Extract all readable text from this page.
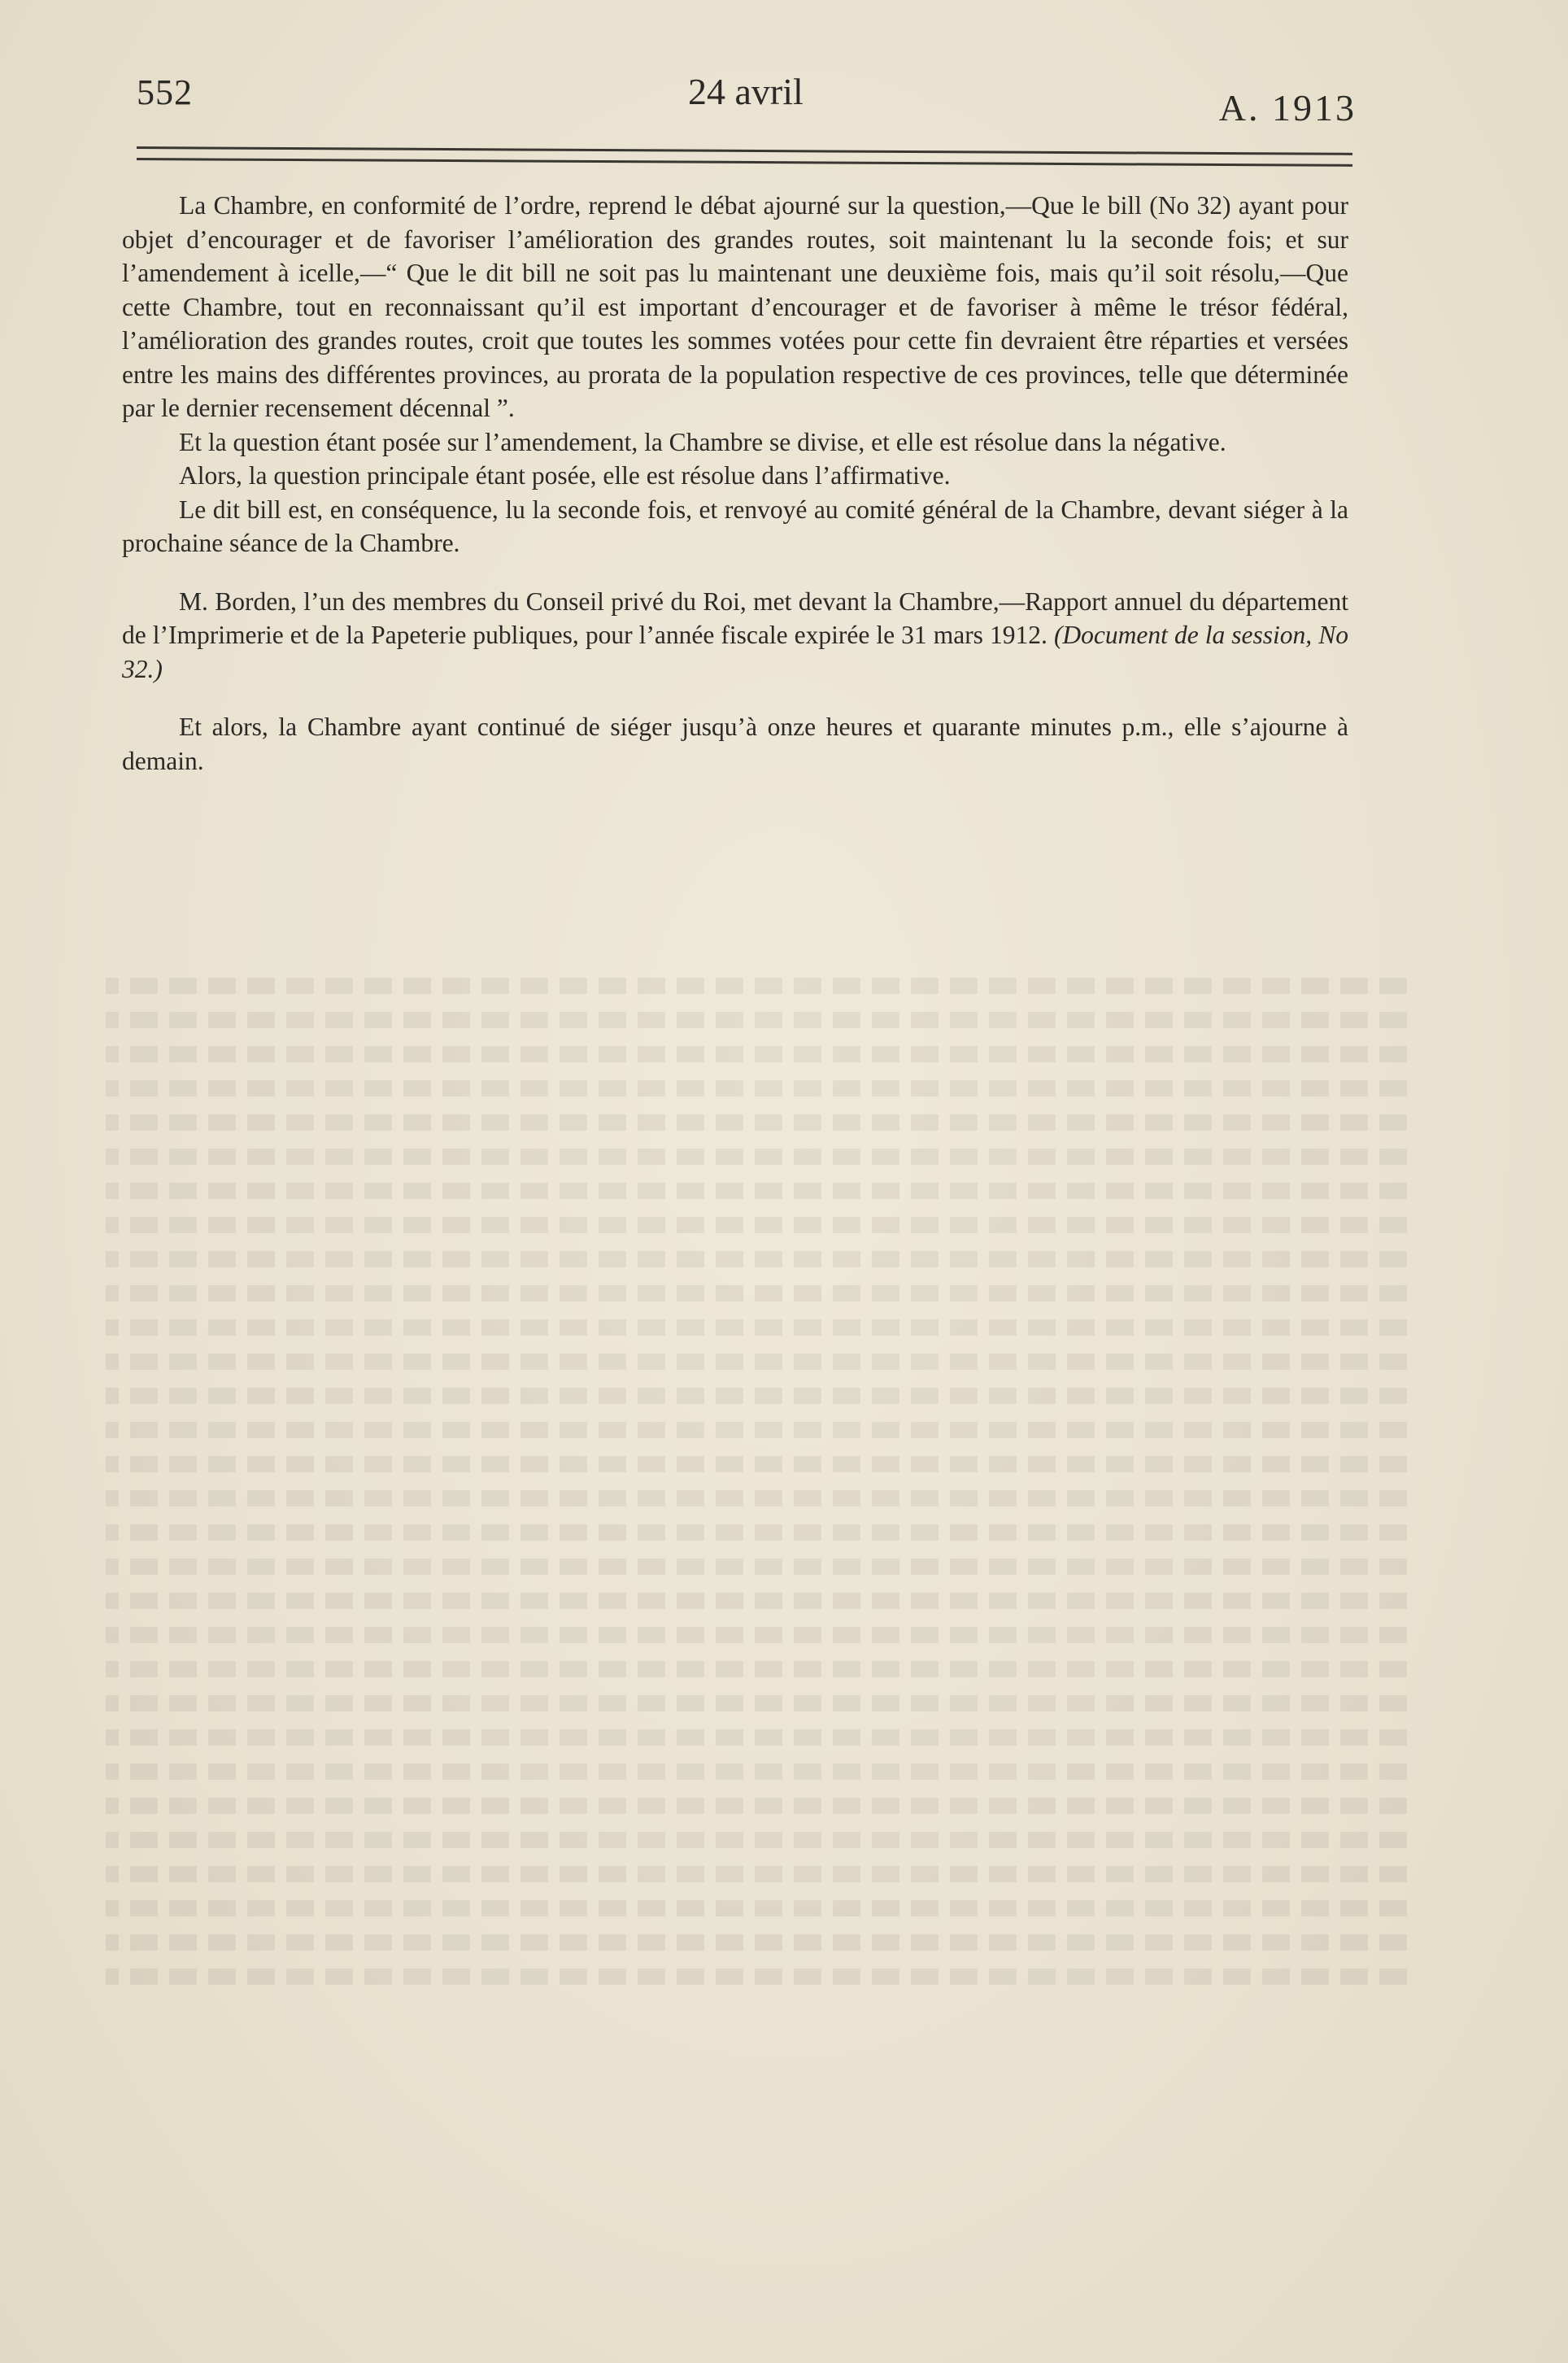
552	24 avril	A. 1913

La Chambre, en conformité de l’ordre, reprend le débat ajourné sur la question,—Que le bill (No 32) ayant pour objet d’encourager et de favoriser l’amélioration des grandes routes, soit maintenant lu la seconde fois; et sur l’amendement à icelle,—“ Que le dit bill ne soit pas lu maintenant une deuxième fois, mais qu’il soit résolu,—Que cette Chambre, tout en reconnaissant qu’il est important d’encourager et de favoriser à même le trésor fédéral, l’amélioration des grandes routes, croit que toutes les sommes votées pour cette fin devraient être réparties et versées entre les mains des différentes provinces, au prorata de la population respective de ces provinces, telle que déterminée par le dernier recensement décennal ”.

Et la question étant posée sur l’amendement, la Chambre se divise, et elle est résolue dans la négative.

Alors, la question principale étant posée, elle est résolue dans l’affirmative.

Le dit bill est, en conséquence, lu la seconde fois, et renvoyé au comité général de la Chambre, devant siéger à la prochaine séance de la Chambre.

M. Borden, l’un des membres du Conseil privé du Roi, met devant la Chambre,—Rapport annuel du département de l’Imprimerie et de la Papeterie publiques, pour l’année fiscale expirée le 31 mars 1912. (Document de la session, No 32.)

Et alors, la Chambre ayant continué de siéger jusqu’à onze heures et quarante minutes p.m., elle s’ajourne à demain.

++++++++

§ **Requirement**
Omit the images and transcribe all of the records above word for word.

§ **Finished answer**
Extract all readable text from this page.
552	24 avril	A. 1913

La Chambre, en conformité de l’ordre, reprend le débat ajourné sur la question,—Que le bill (No 32) ayant pour objet d’encourager et de favoriser l’amélioration des grandes routes, soit maintenant lu la seconde fois; et sur l’amendement à icelle,—“ Que le dit bill ne soit pas lu maintenant une deuxième fois, mais qu’il soit résolu,—Que cette Chambre, tout en reconnaissant qu’il est important d’encourager et de favoriser à même le trésor fédéral, l’amélioration des grandes routes, croit que toutes les sommes votées pour cette fin devraient être réparties et versées entre les mains des différentes provinces, au prorata de la population respective de ces provinces, telle que déterminée par le dernier recensement décennal ”.

Et la question étant posée sur l’amendement, la Chambre se divise, et elle est résolue dans la négative.

Alors, la question principale étant posée, elle est résolue dans l’affirmative.

Le dit bill est, en conséquence, lu la seconde fois, et renvoyé au comité général de la Chambre, devant siéger à la prochaine séance de la Chambre.

M. Borden, l’un des membres du Conseil privé du Roi, met devant la Chambre,—Rapport annuel du département de l’Imprimerie et de la Papeterie publiques, pour l’année fiscale expirée le 31 mars 1912. (Document de la session, No 32.)

Et alors, la Chambre ayant continué de siéger jusqu’à onze heures et quarante minutes p.m., elle s’ajourne à demain.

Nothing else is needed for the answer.